INSTRUCTIONS TO FOLLOW> In the records below, find the line holding "Serialize everything readable"; copy it and every line after it to the end, omitting all images.

=== MATERIAL PROVIDED ===

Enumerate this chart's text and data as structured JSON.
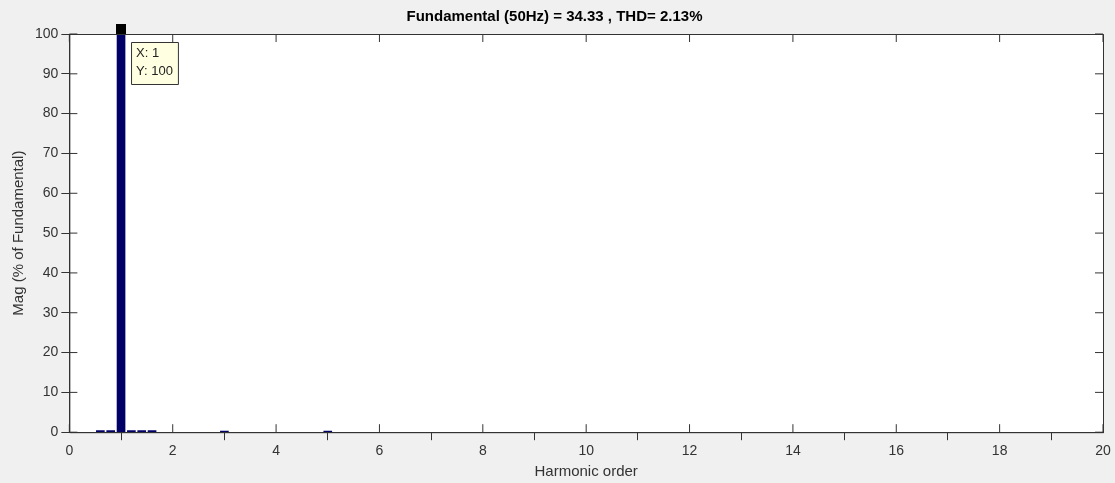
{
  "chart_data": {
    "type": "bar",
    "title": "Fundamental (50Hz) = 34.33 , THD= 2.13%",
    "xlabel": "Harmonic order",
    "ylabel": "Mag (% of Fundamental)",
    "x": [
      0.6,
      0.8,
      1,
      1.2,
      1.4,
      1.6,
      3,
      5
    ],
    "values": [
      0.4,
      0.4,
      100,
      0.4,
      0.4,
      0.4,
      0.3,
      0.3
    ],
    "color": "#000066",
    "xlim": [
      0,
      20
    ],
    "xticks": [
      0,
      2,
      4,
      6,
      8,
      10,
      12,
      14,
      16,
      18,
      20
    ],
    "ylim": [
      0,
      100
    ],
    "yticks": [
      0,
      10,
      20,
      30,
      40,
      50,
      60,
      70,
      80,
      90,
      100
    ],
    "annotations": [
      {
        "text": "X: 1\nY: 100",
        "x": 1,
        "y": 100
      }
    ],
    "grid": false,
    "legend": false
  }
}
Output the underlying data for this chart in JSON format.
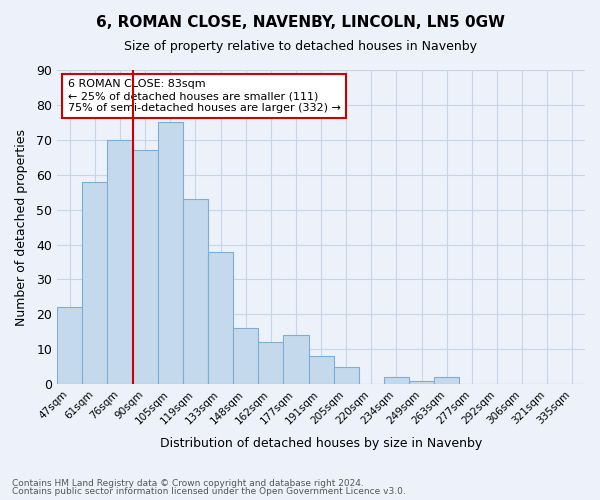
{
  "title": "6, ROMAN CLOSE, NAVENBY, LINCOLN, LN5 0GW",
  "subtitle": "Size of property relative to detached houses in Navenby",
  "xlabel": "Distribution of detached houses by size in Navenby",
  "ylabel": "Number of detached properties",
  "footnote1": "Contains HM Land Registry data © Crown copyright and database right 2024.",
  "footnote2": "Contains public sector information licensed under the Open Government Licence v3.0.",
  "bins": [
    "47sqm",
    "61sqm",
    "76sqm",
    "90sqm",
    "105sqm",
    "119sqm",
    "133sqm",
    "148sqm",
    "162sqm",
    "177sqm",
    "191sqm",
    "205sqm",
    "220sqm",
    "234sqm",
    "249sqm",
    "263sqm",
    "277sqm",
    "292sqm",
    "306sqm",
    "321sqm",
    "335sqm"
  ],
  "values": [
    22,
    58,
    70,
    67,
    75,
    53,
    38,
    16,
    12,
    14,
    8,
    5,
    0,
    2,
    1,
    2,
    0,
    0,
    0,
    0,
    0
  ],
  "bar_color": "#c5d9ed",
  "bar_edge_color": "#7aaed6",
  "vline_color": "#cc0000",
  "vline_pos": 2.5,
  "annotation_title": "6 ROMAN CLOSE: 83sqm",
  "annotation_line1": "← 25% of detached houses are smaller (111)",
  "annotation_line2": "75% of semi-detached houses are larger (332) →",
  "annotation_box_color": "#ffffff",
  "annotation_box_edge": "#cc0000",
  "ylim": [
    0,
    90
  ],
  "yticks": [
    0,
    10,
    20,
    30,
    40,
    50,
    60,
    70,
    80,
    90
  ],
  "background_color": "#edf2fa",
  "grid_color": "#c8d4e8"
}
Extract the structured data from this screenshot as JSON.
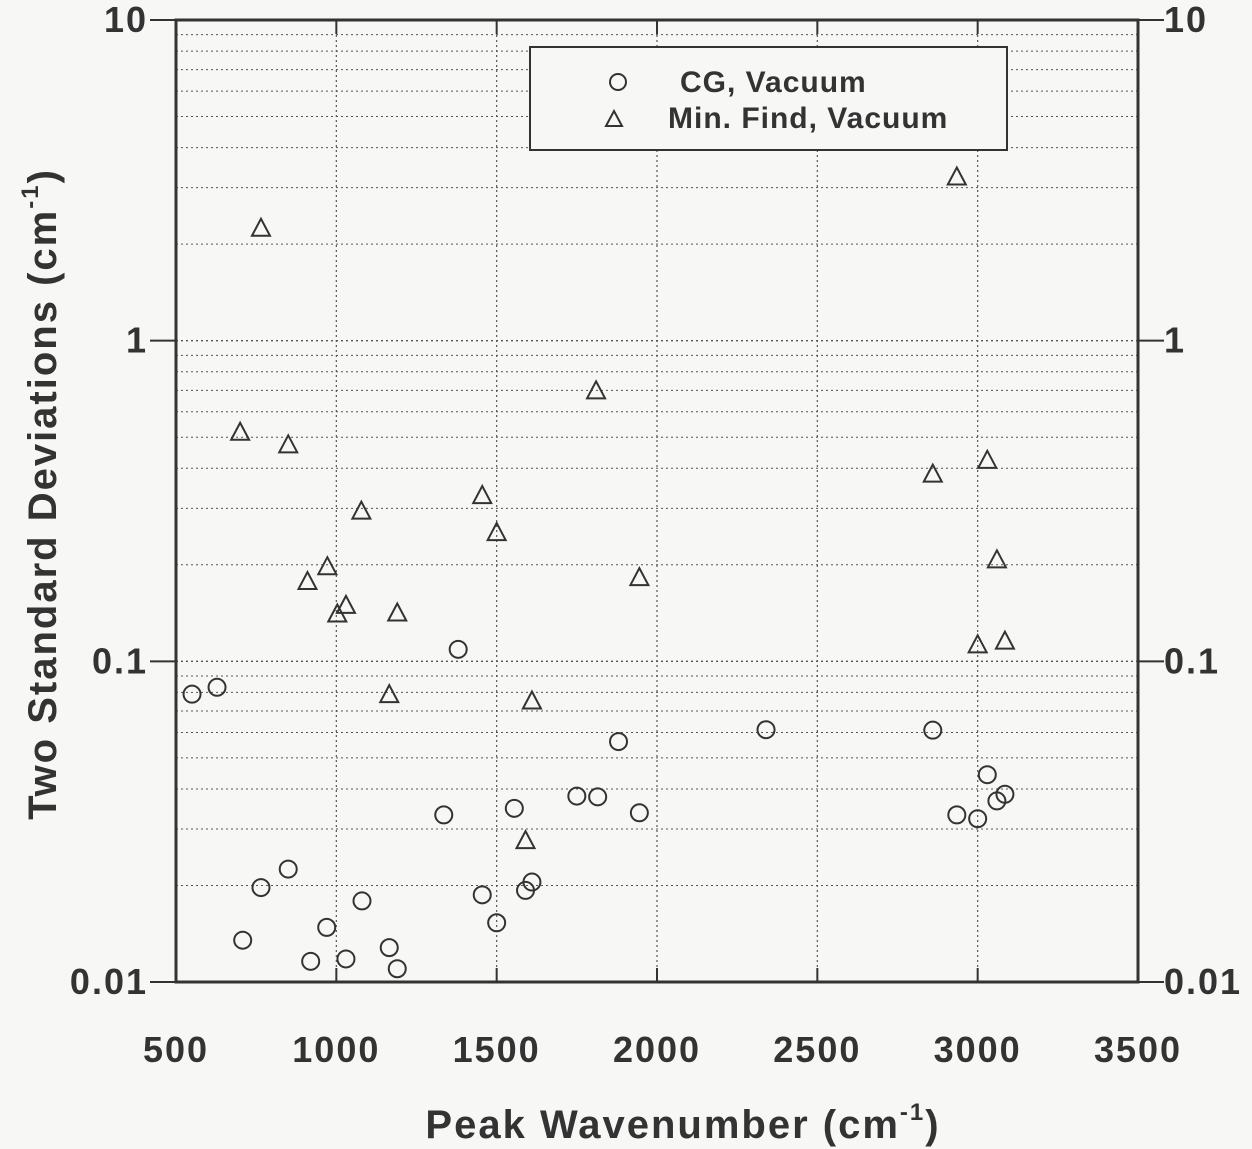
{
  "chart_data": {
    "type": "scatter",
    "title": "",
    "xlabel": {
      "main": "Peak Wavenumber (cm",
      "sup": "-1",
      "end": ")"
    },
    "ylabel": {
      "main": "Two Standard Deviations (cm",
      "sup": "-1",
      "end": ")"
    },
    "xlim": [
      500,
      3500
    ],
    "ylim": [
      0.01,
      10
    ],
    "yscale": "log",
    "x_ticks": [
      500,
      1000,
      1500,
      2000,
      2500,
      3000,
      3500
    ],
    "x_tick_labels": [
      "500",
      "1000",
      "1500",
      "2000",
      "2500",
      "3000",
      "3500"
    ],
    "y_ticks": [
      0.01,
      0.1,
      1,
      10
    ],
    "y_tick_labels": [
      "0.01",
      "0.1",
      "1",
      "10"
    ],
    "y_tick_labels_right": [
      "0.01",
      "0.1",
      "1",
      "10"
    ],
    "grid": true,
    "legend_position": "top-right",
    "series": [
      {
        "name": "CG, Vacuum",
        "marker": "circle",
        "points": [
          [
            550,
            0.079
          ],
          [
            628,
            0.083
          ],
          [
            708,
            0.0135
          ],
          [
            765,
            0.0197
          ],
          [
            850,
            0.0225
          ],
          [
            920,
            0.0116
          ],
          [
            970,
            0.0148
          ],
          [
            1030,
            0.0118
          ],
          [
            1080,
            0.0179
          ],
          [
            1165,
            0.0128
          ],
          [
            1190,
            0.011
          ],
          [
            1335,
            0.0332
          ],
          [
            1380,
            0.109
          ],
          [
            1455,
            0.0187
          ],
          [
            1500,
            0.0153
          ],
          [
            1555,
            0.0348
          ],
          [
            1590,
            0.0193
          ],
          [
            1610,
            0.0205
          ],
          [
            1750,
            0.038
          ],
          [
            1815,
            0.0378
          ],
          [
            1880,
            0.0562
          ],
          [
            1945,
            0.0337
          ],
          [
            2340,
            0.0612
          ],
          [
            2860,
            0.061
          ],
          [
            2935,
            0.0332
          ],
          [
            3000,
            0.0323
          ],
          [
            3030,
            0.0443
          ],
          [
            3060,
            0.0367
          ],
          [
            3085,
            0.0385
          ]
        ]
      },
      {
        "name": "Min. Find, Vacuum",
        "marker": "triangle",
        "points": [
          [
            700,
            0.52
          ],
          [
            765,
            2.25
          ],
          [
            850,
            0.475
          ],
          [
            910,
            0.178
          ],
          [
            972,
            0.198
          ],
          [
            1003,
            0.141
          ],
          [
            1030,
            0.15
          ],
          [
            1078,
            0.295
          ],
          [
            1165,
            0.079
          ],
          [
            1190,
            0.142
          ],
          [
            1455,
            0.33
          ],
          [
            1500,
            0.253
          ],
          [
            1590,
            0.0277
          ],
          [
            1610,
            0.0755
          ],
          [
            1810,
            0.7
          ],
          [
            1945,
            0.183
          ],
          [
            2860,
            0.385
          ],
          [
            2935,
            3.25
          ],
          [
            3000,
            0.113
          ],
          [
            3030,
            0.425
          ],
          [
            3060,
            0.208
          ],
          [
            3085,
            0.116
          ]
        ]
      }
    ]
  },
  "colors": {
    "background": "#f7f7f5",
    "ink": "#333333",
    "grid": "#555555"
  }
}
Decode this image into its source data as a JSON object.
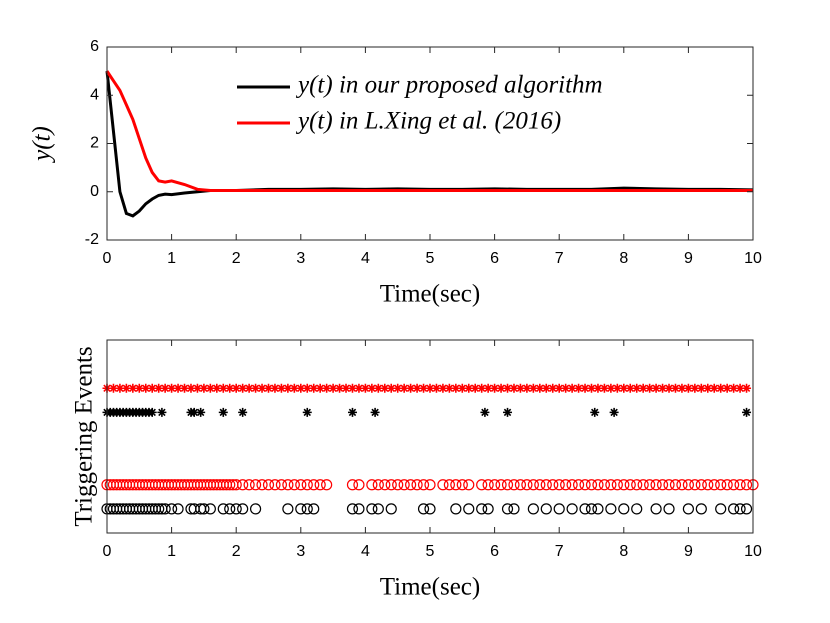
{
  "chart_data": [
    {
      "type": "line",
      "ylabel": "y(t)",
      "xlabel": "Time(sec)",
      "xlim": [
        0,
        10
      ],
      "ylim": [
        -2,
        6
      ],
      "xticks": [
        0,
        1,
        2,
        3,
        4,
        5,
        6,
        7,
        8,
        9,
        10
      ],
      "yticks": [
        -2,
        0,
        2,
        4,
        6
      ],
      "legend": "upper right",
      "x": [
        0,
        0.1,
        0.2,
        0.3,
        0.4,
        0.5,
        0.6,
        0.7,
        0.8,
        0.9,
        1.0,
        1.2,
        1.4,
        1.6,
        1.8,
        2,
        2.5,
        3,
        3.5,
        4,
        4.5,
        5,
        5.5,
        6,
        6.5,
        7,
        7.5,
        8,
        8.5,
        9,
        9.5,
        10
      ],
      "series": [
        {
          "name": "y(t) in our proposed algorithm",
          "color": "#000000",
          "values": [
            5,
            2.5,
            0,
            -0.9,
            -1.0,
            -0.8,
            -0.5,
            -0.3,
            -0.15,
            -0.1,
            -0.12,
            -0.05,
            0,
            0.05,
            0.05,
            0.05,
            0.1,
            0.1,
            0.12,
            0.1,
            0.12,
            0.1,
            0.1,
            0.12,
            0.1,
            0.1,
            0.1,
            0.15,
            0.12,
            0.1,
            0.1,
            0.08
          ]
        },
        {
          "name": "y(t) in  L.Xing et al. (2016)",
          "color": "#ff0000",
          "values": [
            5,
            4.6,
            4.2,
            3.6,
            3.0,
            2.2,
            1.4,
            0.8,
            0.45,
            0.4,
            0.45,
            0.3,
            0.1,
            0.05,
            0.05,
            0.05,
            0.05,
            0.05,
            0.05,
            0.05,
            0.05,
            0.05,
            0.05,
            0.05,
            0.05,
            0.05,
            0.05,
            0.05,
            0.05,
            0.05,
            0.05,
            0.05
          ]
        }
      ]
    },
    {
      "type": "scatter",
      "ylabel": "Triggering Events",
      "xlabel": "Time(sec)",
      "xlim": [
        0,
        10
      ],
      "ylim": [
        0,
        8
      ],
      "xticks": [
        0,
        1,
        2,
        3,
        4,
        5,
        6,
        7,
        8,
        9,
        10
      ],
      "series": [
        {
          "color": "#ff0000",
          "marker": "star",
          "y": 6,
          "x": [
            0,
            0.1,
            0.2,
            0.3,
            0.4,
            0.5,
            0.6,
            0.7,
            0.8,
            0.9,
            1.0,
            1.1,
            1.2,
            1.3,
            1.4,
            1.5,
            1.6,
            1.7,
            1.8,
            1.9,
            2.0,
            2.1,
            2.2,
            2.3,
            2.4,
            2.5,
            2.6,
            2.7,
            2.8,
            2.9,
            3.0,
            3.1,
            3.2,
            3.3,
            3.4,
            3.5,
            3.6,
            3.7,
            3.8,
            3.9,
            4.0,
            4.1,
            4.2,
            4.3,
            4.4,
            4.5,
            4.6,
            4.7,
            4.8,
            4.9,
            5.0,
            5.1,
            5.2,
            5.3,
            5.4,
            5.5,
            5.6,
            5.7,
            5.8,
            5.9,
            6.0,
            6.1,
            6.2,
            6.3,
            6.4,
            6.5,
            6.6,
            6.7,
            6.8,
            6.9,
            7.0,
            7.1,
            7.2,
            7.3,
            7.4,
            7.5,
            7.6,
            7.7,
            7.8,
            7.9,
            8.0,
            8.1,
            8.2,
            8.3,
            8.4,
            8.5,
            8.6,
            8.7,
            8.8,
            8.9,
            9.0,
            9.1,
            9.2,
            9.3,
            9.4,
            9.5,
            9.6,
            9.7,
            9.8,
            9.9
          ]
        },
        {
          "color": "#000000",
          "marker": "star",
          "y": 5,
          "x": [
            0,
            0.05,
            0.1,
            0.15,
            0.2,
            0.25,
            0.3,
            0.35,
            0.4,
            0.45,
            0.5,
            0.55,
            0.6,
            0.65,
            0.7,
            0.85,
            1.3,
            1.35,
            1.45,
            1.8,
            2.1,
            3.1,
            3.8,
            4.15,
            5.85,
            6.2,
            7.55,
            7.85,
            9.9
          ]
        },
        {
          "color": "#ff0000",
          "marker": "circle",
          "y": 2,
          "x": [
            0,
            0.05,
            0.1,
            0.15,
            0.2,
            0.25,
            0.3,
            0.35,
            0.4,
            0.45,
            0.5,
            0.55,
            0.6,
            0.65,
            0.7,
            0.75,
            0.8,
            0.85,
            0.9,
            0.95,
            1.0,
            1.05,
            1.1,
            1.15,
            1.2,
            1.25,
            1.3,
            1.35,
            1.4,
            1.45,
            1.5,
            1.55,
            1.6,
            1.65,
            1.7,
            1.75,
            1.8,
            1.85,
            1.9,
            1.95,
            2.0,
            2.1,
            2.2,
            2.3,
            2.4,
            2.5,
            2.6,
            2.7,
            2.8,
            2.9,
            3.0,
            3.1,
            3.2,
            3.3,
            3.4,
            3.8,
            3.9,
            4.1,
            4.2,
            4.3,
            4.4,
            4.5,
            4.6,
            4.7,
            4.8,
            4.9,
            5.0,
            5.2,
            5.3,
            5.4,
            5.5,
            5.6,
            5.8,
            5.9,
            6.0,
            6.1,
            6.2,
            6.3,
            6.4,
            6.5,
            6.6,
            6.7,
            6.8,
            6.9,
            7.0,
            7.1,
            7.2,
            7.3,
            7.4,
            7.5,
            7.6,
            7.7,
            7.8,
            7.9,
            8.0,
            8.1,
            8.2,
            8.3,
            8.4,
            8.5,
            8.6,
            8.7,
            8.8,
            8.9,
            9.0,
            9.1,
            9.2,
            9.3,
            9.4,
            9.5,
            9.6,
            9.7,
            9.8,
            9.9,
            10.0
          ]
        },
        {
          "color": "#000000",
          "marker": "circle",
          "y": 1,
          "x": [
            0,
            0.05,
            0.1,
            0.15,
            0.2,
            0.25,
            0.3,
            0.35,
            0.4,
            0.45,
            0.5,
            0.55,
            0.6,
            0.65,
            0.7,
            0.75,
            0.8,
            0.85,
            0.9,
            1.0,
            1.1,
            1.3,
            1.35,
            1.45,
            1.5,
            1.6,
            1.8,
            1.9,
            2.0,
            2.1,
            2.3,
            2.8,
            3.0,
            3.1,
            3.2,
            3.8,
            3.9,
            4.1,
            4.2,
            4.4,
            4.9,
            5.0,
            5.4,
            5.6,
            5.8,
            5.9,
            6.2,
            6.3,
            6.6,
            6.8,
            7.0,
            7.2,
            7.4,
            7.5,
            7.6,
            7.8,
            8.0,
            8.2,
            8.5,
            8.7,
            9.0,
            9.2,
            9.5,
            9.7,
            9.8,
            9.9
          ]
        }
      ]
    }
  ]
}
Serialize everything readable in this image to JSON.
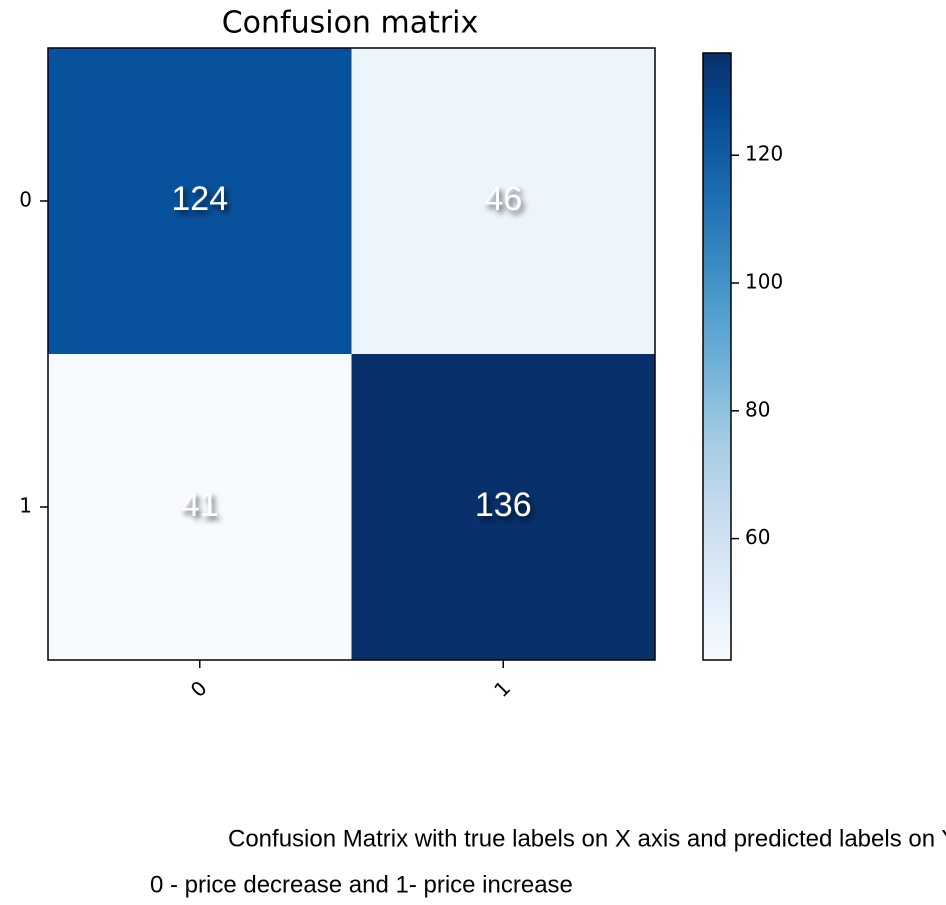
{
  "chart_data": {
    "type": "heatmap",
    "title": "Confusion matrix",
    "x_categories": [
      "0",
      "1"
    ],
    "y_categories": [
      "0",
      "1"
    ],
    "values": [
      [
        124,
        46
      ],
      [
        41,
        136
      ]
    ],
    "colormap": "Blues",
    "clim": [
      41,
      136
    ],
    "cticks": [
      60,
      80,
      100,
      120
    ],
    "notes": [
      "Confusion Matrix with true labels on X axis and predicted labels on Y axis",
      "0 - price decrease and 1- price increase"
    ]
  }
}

===

EXERCISE ANSWER>
Serialize everything readable in this image to JSON.
{
  "chart_data": {
    "type": "heatmap",
    "title": "Confusion matrix",
    "x_categories": [
      "0",
      "1"
    ],
    "y_categories": [
      "0",
      "1"
    ],
    "values": [
      [
        124,
        46
      ],
      [
        41,
        136
      ]
    ],
    "colormap": "Blues",
    "clim": [
      41,
      136
    ],
    "cticks": [
      60,
      80,
      100,
      120
    ],
    "notes": [
      "Confusion Matrix with true labels on X axis and predicted labels on Y axis",
      "0 - price decrease and 1- price increase"
    ]
  }
}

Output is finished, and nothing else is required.